-- start Task material --

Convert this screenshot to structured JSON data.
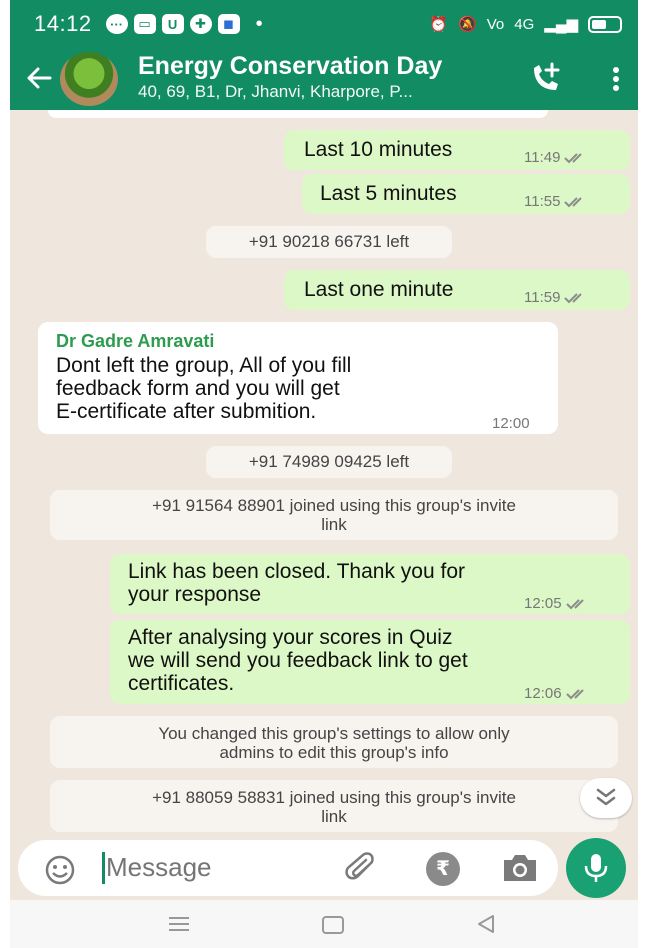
{
  "status_bar": {
    "time": "14:12",
    "network": "4G"
  },
  "header": {
    "title": "Energy Conservation Day",
    "subtitle": "40, 69, B1, Dr, Jhanvi, Kharpore, P...",
    "back_icon": "arrow-left-icon",
    "call_icon": "add-call-icon",
    "menu_icon": "more-vert-icon"
  },
  "messages": [
    {
      "text": "Last 10 minutes",
      "time": "11:49"
    },
    {
      "text": "Last 5 minutes",
      "time": "11:55"
    },
    {
      "system": "+91 90218 66731 left"
    },
    {
      "text": "Last one minute",
      "time": "11:59"
    },
    {
      "sender": "Dr Gadre Amravati",
      "text": "Dont left the group, All of you fill feedback form and you will get E-certificate after submition.",
      "lines": [
        "Dont left the group, All of you fill",
        "feedback form and you will get",
        "E-certificate after submition."
      ],
      "time": "12:00"
    },
    {
      "system": "+91 74989 09425 left"
    },
    {
      "system": "+91 91564 88901 joined using this group's invite link",
      "lines": [
        "+91 91564 88901 joined using this group's invite",
        "link"
      ]
    },
    {
      "text": "Link has been closed. Thank you for your response",
      "lines": [
        "Link has been closed. Thank you for",
        "your response"
      ],
      "time": "12:05"
    },
    {
      "text": "After analysing your scores in Quiz we will send you feedback link to get certificates.",
      "lines": [
        "After analysing your scores in Quiz",
        "we will send you feedback link to get",
        "certificates."
      ],
      "time": "12:06"
    },
    {
      "system": "You changed this group's settings to allow only admins to edit this group's info",
      "lines": [
        "You changed this group's settings to allow only",
        "admins to edit this group's info"
      ]
    },
    {
      "system": "+91 88059 58831 joined using this group's invite link",
      "lines": [
        "+91 88059 58831 joined using this group's invite",
        "link"
      ]
    }
  ],
  "input": {
    "placeholder": "Message"
  },
  "colors": {
    "header": "#128c62",
    "outgoing": "#dcf8c6",
    "incoming": "#ffffff",
    "chat_bg": "#efe7dd",
    "mic": "#1aa173",
    "ticks": "#8c8c8c"
  }
}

-- end Task material --

- _Written request_
Copy each line from the data above that includes "fill".

- _Task response_
      "text": "Dont left the group, All of you fill feedback form and you will get E-certificate after submition.",
        "Dont left the group, All of you fill",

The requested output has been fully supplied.